> Provided records
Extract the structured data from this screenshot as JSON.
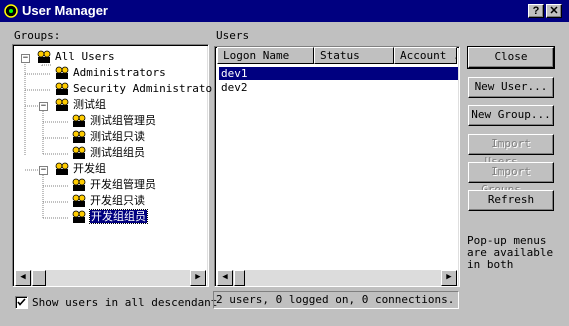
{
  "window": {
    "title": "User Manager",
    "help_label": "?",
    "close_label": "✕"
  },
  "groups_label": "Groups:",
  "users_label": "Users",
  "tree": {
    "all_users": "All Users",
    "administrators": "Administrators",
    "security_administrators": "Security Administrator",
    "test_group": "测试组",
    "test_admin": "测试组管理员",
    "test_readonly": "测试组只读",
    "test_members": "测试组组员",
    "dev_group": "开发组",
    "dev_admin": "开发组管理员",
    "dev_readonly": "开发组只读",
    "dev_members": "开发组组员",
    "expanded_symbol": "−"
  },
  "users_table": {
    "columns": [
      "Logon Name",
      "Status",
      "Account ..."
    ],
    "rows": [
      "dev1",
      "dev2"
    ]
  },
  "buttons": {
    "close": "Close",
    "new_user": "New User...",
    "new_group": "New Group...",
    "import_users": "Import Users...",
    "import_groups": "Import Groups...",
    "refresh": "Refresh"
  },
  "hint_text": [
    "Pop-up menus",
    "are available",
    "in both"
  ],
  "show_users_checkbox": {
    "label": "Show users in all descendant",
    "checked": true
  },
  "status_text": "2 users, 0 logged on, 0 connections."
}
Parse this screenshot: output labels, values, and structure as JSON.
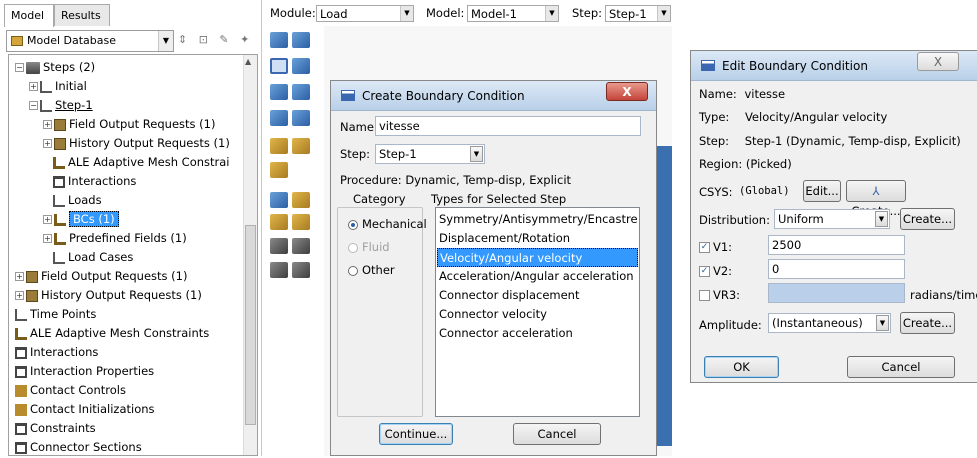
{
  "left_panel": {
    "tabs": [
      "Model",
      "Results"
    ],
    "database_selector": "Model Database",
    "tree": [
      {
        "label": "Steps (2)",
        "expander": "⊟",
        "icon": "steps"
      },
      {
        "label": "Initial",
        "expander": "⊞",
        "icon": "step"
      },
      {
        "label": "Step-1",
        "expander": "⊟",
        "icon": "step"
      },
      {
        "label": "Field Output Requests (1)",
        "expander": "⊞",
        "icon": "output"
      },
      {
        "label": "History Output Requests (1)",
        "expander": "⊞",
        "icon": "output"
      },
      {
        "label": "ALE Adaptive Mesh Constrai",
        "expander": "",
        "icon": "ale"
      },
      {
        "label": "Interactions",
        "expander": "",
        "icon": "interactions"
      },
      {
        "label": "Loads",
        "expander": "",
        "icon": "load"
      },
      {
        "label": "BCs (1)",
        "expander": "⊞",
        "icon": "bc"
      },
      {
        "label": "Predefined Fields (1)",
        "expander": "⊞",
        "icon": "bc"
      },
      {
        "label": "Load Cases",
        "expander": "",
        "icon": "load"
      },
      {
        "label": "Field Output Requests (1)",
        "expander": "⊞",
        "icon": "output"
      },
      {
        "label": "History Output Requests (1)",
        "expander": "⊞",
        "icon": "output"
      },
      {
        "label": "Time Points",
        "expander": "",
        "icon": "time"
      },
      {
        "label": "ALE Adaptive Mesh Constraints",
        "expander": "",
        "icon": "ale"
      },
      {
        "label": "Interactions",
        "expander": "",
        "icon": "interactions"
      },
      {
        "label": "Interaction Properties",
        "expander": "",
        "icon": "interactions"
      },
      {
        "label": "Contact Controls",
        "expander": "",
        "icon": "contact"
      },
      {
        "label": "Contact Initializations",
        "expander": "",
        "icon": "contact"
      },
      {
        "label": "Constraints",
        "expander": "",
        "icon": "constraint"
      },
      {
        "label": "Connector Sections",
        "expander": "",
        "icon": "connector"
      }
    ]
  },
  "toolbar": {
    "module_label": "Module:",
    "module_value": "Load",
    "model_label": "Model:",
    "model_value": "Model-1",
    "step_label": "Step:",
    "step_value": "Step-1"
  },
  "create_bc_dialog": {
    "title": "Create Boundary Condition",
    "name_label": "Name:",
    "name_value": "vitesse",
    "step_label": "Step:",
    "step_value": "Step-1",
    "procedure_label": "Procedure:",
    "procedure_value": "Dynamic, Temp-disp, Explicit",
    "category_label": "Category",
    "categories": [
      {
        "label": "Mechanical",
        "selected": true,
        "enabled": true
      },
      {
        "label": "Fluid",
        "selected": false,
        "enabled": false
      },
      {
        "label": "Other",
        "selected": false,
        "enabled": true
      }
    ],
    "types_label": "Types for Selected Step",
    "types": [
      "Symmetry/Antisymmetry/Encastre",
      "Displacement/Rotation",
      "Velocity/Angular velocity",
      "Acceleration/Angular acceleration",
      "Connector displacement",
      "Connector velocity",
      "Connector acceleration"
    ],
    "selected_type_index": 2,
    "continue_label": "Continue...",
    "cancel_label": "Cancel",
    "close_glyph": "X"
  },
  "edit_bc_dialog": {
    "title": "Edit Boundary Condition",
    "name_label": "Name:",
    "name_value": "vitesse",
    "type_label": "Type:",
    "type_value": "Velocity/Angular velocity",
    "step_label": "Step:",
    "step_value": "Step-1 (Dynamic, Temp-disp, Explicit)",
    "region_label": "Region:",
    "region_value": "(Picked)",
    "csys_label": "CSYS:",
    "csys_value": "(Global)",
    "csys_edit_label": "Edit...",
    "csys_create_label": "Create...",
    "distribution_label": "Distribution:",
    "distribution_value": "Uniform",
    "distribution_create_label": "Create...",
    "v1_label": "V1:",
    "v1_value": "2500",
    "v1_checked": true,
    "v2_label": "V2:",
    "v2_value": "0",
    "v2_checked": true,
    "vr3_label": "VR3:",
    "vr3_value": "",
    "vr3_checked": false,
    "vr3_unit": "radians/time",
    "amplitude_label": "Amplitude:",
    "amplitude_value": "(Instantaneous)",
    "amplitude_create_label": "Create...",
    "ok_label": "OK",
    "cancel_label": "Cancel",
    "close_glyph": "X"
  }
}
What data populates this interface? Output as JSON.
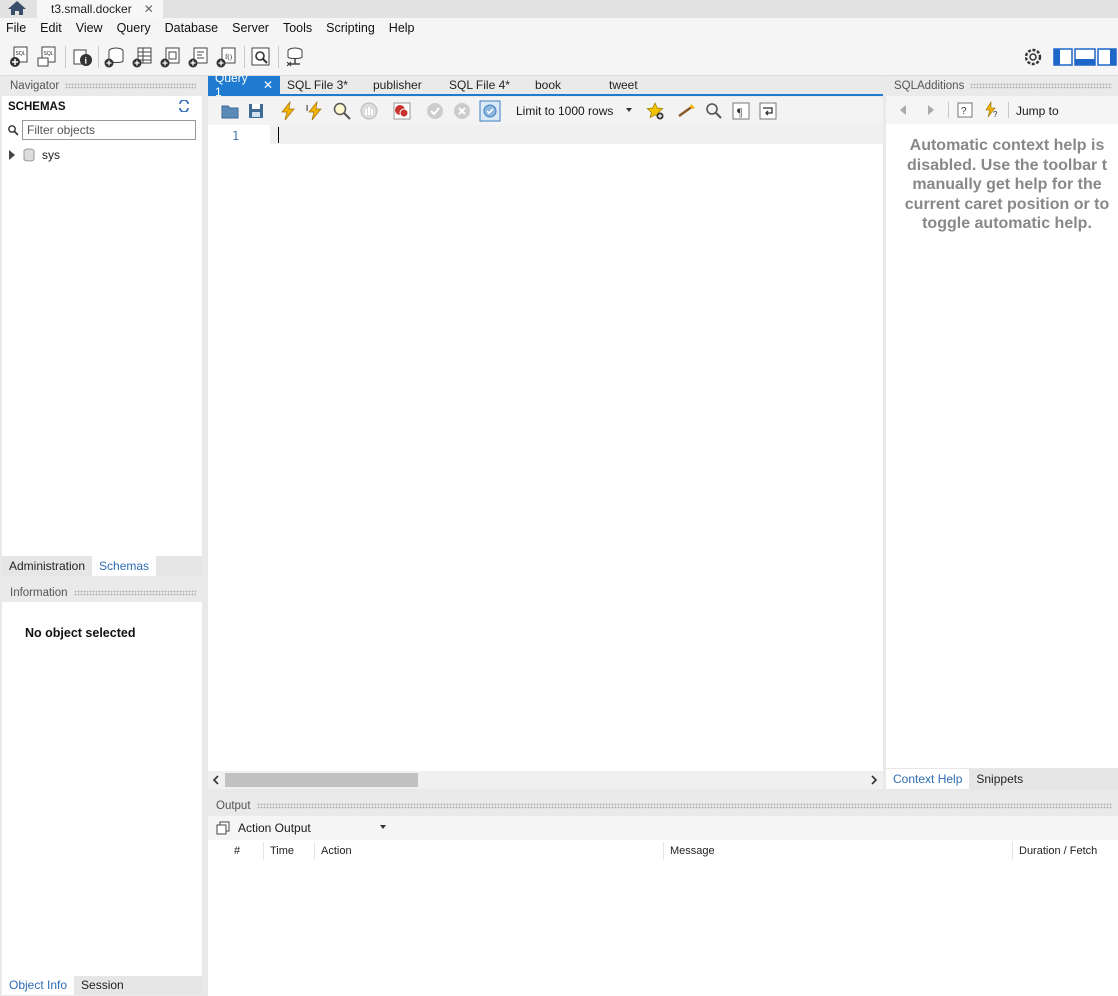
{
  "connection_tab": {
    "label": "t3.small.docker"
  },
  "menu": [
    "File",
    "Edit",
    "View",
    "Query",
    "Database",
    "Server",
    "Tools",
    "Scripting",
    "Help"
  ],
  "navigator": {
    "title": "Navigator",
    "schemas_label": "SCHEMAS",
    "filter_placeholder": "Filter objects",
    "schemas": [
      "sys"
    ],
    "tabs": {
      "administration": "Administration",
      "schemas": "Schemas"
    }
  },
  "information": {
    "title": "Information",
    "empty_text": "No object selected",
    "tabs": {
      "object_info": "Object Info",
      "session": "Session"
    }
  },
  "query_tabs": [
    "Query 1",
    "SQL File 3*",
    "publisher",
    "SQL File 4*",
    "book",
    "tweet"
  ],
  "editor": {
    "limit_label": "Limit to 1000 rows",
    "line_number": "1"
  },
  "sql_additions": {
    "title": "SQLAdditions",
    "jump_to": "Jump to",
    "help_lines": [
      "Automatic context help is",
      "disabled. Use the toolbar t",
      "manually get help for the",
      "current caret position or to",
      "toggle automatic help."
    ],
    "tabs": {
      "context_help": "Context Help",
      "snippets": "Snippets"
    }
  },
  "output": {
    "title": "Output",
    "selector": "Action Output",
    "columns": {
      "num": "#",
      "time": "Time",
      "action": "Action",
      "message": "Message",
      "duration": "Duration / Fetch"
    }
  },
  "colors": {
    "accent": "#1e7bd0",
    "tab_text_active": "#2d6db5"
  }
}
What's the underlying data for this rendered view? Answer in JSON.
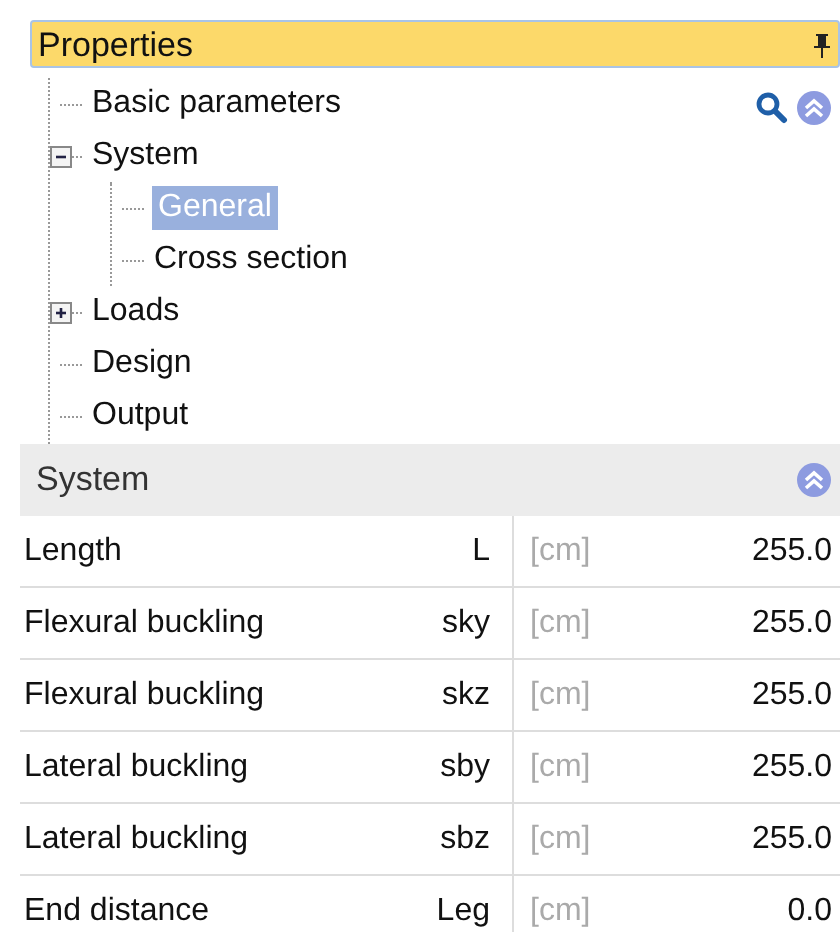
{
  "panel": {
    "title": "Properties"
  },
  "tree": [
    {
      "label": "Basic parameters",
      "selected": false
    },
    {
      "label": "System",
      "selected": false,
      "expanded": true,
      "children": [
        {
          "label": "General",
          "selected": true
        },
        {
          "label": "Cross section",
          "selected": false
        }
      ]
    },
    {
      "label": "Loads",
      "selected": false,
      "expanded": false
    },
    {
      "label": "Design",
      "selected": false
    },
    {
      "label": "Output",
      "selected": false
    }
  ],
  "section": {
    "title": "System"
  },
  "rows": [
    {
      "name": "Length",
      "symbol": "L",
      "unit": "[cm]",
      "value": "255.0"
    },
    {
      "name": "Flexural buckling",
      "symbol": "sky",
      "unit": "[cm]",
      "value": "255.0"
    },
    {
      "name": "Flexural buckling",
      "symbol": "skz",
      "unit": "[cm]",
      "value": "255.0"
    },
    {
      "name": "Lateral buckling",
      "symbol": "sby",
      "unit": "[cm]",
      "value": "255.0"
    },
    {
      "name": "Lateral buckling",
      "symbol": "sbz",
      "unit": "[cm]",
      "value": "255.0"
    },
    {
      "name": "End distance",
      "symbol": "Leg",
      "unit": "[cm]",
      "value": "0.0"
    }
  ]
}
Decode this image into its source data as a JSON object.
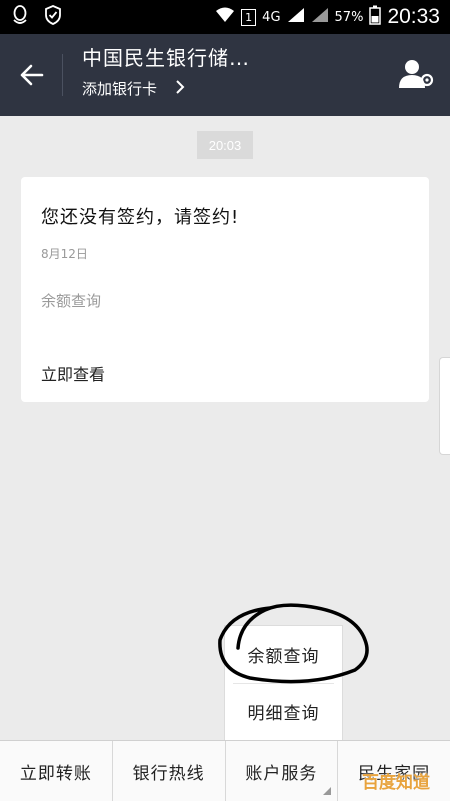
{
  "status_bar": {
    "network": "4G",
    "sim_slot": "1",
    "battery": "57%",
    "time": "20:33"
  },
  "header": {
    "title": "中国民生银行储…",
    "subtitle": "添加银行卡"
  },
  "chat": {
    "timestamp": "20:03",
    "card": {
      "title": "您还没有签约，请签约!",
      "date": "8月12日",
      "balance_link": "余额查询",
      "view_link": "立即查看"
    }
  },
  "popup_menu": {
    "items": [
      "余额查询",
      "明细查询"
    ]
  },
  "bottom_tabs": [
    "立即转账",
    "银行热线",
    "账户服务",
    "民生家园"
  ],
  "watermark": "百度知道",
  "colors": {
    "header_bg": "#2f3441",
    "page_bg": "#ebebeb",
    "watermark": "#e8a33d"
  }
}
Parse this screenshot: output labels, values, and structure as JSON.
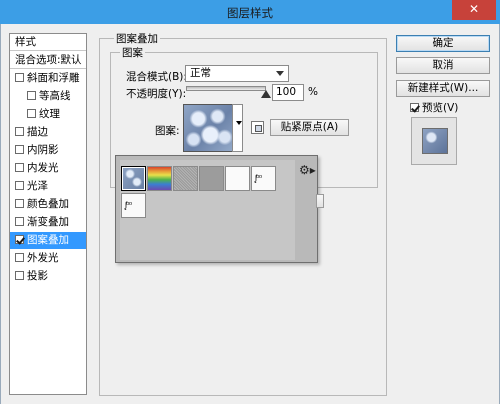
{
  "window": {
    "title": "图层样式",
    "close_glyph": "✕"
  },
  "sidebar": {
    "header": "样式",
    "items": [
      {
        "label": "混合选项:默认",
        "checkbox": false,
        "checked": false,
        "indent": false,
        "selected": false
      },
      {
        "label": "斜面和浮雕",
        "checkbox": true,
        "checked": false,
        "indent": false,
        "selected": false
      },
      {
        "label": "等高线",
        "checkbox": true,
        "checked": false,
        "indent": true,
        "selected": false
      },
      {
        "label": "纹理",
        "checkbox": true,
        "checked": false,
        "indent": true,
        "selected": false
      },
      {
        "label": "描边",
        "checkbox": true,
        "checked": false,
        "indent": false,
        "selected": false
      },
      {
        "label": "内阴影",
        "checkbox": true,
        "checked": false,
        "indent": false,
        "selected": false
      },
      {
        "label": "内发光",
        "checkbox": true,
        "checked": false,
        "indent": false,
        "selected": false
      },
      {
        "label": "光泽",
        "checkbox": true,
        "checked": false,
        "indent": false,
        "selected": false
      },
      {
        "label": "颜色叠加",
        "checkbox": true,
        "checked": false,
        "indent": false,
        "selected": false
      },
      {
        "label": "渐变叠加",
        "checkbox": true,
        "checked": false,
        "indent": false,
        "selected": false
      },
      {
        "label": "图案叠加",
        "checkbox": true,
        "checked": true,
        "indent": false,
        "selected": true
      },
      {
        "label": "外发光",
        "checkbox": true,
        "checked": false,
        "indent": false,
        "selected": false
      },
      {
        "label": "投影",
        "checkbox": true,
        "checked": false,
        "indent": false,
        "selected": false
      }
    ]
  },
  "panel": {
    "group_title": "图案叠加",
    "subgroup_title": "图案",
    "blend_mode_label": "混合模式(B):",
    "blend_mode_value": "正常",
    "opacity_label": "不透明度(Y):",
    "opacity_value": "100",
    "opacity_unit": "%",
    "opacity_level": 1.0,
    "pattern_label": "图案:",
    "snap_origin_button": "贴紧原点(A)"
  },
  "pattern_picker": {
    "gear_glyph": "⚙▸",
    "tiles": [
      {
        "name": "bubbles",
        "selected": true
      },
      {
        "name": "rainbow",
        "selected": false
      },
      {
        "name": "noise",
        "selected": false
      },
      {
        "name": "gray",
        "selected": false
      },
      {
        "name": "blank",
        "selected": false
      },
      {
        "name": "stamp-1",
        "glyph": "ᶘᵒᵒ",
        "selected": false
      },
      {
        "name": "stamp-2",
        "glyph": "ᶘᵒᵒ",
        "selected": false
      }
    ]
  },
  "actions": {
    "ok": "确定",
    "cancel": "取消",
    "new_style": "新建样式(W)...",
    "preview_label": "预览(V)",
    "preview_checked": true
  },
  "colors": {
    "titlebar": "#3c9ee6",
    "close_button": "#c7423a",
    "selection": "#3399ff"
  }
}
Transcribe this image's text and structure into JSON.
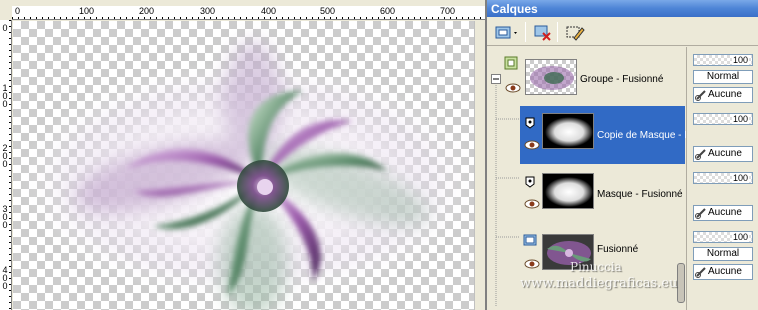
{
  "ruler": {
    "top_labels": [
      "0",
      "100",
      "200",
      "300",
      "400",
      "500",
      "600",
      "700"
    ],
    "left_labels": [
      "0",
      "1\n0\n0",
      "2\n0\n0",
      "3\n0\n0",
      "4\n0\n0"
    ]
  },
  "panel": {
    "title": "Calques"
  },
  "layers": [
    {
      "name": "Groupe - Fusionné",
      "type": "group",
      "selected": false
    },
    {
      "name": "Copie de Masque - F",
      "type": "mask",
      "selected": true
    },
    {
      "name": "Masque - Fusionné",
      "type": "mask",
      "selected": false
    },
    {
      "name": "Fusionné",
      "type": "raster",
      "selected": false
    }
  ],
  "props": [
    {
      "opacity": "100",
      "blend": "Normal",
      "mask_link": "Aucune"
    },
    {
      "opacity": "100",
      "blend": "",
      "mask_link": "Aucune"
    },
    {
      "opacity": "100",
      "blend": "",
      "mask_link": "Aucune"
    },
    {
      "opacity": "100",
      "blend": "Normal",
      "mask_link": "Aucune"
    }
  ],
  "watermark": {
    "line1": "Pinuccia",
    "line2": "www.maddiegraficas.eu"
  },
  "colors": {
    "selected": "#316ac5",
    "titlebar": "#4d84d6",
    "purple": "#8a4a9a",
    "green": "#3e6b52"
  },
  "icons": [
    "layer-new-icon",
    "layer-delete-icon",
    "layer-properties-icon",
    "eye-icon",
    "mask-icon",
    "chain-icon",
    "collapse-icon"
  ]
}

> Required task
Go through the material and copy out every line with "velocity" in it.

> Full answer
      "Velocity/Angular velocity",
      "Connector velocity",
    "type_value": "Velocity/Angular velocity",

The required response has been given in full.